Records contained in a dataset
====

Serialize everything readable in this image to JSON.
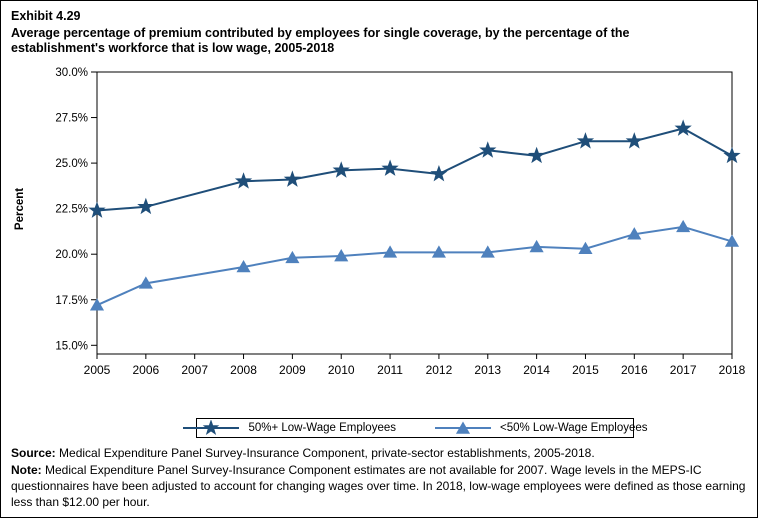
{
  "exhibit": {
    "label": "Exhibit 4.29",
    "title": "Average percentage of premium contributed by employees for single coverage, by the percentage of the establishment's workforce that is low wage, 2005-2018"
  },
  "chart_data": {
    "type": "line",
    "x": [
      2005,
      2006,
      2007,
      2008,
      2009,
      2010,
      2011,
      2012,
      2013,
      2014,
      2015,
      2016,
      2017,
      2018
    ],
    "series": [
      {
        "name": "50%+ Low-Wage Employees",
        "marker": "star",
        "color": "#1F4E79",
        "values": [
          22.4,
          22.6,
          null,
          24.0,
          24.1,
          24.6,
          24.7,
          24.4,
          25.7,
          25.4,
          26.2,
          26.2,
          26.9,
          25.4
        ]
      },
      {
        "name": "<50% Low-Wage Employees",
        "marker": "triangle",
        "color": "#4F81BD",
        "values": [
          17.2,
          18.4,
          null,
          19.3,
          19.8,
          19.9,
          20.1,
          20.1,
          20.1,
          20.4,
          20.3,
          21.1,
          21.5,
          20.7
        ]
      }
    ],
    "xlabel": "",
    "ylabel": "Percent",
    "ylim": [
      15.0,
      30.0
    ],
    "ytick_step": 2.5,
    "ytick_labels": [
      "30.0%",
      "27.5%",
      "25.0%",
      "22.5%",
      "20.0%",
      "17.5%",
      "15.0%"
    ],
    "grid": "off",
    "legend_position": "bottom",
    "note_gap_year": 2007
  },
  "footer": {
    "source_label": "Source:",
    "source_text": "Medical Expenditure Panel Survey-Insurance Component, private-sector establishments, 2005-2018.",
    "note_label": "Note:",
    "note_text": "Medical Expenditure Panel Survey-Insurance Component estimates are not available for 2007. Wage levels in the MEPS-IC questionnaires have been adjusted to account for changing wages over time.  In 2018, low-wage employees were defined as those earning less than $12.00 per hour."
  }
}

====

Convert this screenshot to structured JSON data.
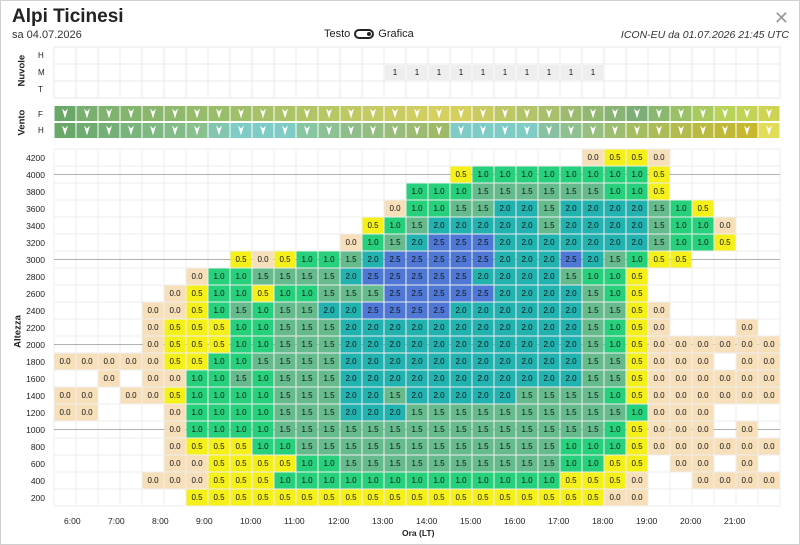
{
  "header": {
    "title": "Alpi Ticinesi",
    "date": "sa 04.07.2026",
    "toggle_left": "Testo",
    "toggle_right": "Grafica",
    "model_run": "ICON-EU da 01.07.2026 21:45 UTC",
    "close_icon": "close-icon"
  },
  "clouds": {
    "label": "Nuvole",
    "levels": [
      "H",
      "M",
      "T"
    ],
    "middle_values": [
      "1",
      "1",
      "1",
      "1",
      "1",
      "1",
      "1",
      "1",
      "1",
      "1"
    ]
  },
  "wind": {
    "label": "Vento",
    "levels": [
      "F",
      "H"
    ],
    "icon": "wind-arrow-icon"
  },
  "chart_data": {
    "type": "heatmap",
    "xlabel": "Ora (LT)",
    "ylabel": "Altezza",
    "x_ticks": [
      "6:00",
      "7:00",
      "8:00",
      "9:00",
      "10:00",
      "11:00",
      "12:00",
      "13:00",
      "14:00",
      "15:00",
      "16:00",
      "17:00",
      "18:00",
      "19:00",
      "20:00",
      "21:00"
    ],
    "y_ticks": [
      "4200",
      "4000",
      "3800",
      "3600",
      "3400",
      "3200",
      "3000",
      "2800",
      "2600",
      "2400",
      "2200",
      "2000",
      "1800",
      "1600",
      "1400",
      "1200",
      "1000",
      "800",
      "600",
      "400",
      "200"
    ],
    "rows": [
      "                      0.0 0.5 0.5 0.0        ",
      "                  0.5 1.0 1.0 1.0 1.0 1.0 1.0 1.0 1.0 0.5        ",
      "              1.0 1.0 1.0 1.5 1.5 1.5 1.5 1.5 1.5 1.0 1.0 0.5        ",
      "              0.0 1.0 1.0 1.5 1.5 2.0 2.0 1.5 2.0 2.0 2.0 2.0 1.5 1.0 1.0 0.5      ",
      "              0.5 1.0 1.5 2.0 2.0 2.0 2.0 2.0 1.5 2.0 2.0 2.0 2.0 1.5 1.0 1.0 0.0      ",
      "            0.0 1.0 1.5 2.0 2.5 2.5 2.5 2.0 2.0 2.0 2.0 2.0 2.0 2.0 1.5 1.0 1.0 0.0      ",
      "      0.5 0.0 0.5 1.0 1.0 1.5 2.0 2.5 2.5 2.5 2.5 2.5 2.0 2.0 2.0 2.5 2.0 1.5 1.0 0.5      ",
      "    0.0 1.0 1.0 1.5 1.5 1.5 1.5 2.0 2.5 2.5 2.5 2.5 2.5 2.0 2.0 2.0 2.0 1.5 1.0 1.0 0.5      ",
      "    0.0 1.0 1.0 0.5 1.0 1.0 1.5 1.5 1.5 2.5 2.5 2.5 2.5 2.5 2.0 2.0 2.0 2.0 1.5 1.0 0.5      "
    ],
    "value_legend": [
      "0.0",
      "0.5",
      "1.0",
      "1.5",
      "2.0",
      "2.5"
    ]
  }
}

====

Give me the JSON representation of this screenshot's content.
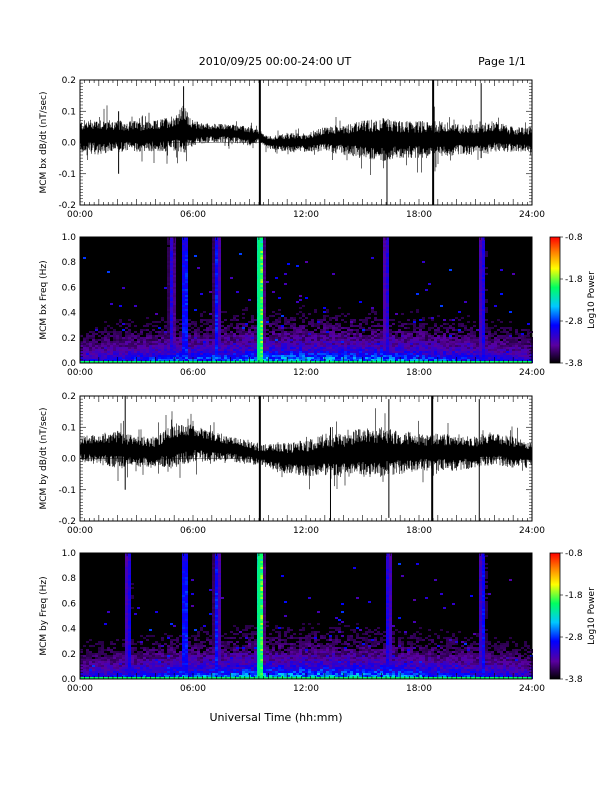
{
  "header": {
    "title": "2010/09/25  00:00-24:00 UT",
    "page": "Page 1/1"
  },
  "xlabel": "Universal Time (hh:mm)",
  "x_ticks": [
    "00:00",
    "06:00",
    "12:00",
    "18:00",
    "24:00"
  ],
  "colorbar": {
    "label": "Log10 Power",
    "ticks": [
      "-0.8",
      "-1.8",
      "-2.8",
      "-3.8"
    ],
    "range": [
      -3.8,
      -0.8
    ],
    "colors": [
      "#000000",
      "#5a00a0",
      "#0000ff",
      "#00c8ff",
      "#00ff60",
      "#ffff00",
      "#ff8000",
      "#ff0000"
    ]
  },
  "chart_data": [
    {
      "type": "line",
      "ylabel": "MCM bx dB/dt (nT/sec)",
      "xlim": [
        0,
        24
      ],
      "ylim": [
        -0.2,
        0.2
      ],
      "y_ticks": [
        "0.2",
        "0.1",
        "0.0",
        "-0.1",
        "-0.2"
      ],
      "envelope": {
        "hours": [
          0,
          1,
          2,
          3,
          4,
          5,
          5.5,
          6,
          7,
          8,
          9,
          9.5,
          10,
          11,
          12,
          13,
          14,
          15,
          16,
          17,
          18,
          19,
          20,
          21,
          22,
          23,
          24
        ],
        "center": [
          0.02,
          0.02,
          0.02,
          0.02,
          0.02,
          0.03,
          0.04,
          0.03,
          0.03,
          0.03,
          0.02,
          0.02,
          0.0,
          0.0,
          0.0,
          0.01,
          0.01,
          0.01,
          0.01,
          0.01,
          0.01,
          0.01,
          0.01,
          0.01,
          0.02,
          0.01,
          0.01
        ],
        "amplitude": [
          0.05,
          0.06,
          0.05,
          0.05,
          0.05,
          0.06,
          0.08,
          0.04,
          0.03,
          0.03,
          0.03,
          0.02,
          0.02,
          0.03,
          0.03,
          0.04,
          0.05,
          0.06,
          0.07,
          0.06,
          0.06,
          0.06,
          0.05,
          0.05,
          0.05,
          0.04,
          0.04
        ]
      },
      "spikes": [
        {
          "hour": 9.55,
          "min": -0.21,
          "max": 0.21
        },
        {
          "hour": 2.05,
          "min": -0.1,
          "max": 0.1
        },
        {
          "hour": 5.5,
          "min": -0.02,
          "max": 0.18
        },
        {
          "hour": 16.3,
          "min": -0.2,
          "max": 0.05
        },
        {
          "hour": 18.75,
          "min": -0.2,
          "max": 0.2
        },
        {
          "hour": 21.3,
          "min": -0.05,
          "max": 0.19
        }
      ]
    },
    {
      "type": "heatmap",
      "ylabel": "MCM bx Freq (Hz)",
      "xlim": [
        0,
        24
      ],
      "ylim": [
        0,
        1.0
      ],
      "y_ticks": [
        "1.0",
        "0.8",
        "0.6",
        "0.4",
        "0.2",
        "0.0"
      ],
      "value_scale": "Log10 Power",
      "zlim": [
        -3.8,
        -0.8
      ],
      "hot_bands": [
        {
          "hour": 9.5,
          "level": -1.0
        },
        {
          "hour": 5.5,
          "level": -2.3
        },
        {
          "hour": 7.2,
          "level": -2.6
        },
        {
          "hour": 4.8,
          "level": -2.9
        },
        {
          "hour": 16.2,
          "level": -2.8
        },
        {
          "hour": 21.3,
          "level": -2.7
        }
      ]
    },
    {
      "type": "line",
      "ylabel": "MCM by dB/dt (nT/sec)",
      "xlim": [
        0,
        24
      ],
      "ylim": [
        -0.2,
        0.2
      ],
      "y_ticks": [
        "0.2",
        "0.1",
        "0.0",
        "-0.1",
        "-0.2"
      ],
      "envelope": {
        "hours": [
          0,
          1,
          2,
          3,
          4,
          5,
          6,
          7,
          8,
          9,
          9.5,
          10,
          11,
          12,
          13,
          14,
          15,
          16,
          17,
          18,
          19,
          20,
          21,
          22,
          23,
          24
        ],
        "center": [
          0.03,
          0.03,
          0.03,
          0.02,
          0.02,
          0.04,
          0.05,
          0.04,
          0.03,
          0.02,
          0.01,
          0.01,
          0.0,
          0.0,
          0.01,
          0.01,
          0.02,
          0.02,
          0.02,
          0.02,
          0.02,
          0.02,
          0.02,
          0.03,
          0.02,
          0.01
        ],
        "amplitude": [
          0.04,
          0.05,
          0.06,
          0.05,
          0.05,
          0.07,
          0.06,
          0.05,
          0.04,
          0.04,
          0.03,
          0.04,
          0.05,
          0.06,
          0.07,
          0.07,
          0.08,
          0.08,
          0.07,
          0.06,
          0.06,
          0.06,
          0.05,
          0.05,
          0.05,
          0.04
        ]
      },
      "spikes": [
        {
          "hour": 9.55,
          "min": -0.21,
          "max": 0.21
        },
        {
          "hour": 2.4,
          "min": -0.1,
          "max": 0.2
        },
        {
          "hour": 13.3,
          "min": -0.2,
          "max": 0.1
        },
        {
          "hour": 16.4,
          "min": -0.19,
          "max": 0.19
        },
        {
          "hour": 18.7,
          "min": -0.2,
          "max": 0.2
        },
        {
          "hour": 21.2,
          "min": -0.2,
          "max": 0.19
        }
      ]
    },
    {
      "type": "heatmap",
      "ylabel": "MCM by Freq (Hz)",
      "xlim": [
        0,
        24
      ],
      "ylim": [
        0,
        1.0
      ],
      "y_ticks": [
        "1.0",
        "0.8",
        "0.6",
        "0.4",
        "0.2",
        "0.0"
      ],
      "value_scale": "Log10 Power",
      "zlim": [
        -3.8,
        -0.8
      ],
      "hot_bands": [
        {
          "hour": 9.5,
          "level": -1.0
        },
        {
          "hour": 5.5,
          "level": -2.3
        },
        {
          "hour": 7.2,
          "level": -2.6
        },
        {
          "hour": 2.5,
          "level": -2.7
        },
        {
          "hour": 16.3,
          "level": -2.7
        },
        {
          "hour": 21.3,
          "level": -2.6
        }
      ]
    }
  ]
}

====

## Task requirements
From the listing above, pick out each line where the word "Expenditure" appears.

## Response to this task
    "source_text": "Medical Expenditure Panel Survey-Insurance Component, private-sector establishments, 2005-2018.",
    "note_text": "Medical Expenditure Panel Survey-Insurance Component estimates are not available for 2007. Wage levels in the MEPS-IC questionnaires have been adjusted to account for changing wages over time.  In 2018, low-wage employees were defined as those earning less than $12.00 per hour."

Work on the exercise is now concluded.